(Stored records)
──────

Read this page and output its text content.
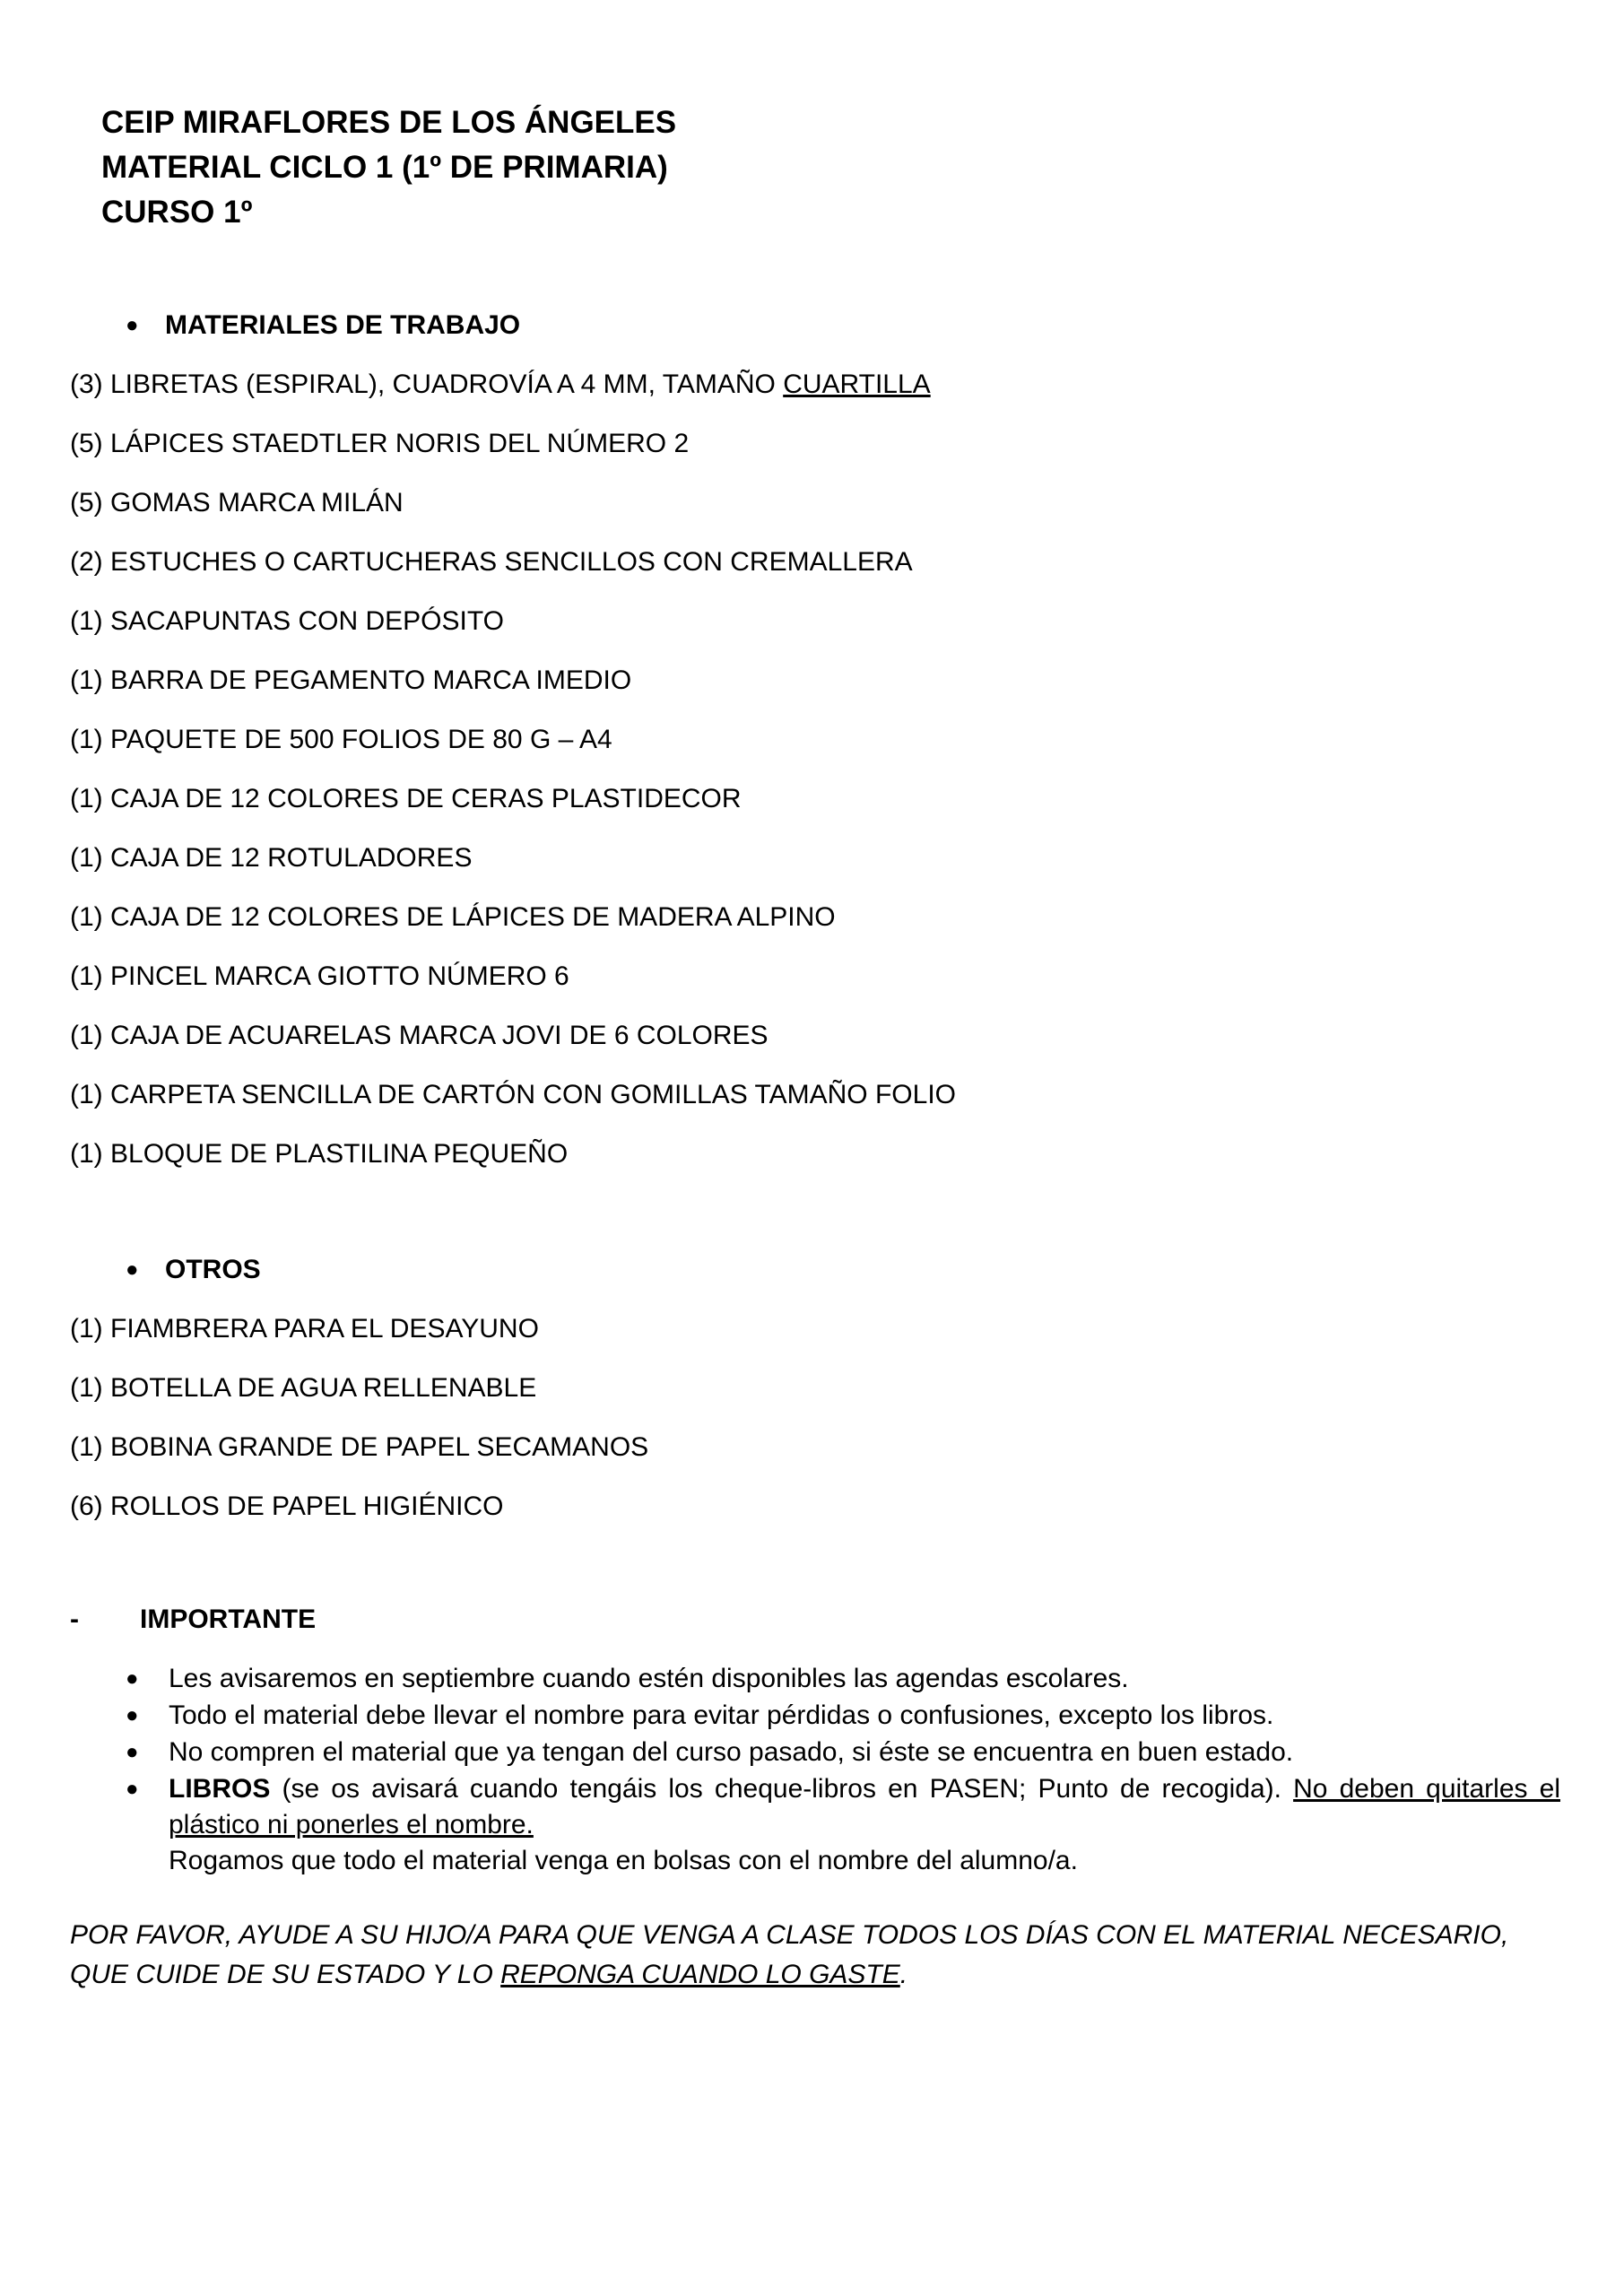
CEIP MIRAFLORES DE LOS ÁNGELES
MATERIAL CICLO 1 (1º DE PRIMARIA)
CURSO 1º
● MATERIALES DE TRABAJO
(3) LIBRETAS (ESPIRAL), CUADROVÍA A 4 MM, TAMAÑO CUARTILLA
(5) LÁPICES STAEDTLER NORIS DEL NÚMERO 2
(5) GOMAS MARCA MILÁN
(2) ESTUCHES O CARTUCHERAS SENCILLOS CON CREMALLERA
(1) SACAPUNTAS CON DEPÓSITO
(1) BARRA DE PEGAMENTO MARCA IMEDIO
(1) PAQUETE DE 500 FOLIOS DE 80 G – A4
(1) CAJA DE 12 COLORES DE CERAS PLASTIDECOR
(1) CAJA DE 12 ROTULADORES
(1) CAJA DE 12 COLORES DE LÁPICES DE MADERA ALPINO
(1) PINCEL MARCA GIOTTO NÚMERO 6
(1) CAJA DE ACUARELAS MARCA JOVI DE 6 COLORES
(1) CARPETA SENCILLA DE CARTÓN CON GOMILLAS TAMAÑO FOLIO
(1) BLOQUE DE PLASTILINA PEQUEÑO
● OTROS
(1) FIAMBRERA PARA EL DESAYUNO
(1) BOTELLA DE AGUA RELLENABLE
(1) BOBINA GRANDE DE PAPEL SECAMANOS
(6) ROLLOS DE PAPEL HIGIÉNICO
- IMPORTANTE
●	Les avisaremos en septiembre cuando estén disponibles las agendas escolares.
●	Todo el material debe llevar el nombre para evitar pérdidas o confusiones, excepto los libros.
●	No compren el material que ya tengan del curso pasado, si éste se encuentra en buen estado.
●	LIBROS (se os avisará cuando tengáis los cheque-libros en PASEN; Punto de recogida). No deben quitarles el plástico ni ponerles el nombre.
Rogamos que todo el material venga en bolsas con el nombre del alumno/a.
POR FAVOR, AYUDE A SU HIJO/A PARA QUE VENGA A CLASE TODOS LOS DÍAS CON EL MATERIAL NECESARIO, QUE CUIDE DE SU ESTADO Y LO REPONGA CUANDO LO GASTE.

──────

| What you should do |
All entries are to be retyped exactly. Omit any embedded images.

| Result of the exercise |
Read this page and output its text content.
CEIP MIRAFLORES DE LOS ÁNGELES
MATERIAL CICLO 1 (1º DE PRIMARIA)
CURSO 1º
● MATERIALES DE TRABAJO
(3) LIBRETAS (ESPIRAL), CUADROVÍA A 4 MM, TAMAÑO CUARTILLA
(5) LÁPICES STAEDTLER NORIS DEL NÚMERO 2
(5) GOMAS MARCA MILÁN
(2) ESTUCHES O CARTUCHERAS SENCILLOS CON CREMALLERA
(1) SACAPUNTAS CON DEPÓSITO
(1) BARRA DE PEGAMENTO MARCA IMEDIO
(1) PAQUETE DE 500 FOLIOS DE 80 G – A4
(1) CAJA DE 12 COLORES DE CERAS PLASTIDECOR
(1) CAJA DE 12 ROTULADORES
(1) CAJA DE 12 COLORES DE LÁPICES DE MADERA ALPINO
(1) PINCEL MARCA GIOTTO NÚMERO 6
(1) CAJA DE ACUARELAS MARCA JOVI DE 6 COLORES
(1) CARPETA SENCILLA DE CARTÓN CON GOMILLAS TAMAÑO FOLIO
(1) BLOQUE DE PLASTILINA PEQUEÑO
● OTROS
(1) FIAMBRERA PARA EL DESAYUNO
(1) BOTELLA DE AGUA RELLENABLE
(1) BOBINA GRANDE DE PAPEL SECAMANOS
(6) ROLLOS DE PAPEL HIGIÉNICO
- IMPORTANTE
●	Les avisaremos en septiembre cuando estén disponibles las agendas escolares.
●	Todo el material debe llevar el nombre para evitar pérdidas o confusiones, excepto los libros.
●	No compren el material que ya tengan del curso pasado, si éste se encuentra en buen estado.
●	LIBROS (se os avisará cuando tengáis los cheque-libros en PASEN; Punto de recogida). No deben quitarles el plástico ni ponerles el nombre.
Rogamos que todo el material venga en bolsas con el nombre del alumno/a.
POR FAVOR, AYUDE A SU HIJO/A PARA QUE VENGA A CLASE TODOS LOS DÍAS CON EL MATERIAL NECESARIO, QUE CUIDE DE SU ESTADO Y LO REPONGA CUANDO LO GASTE.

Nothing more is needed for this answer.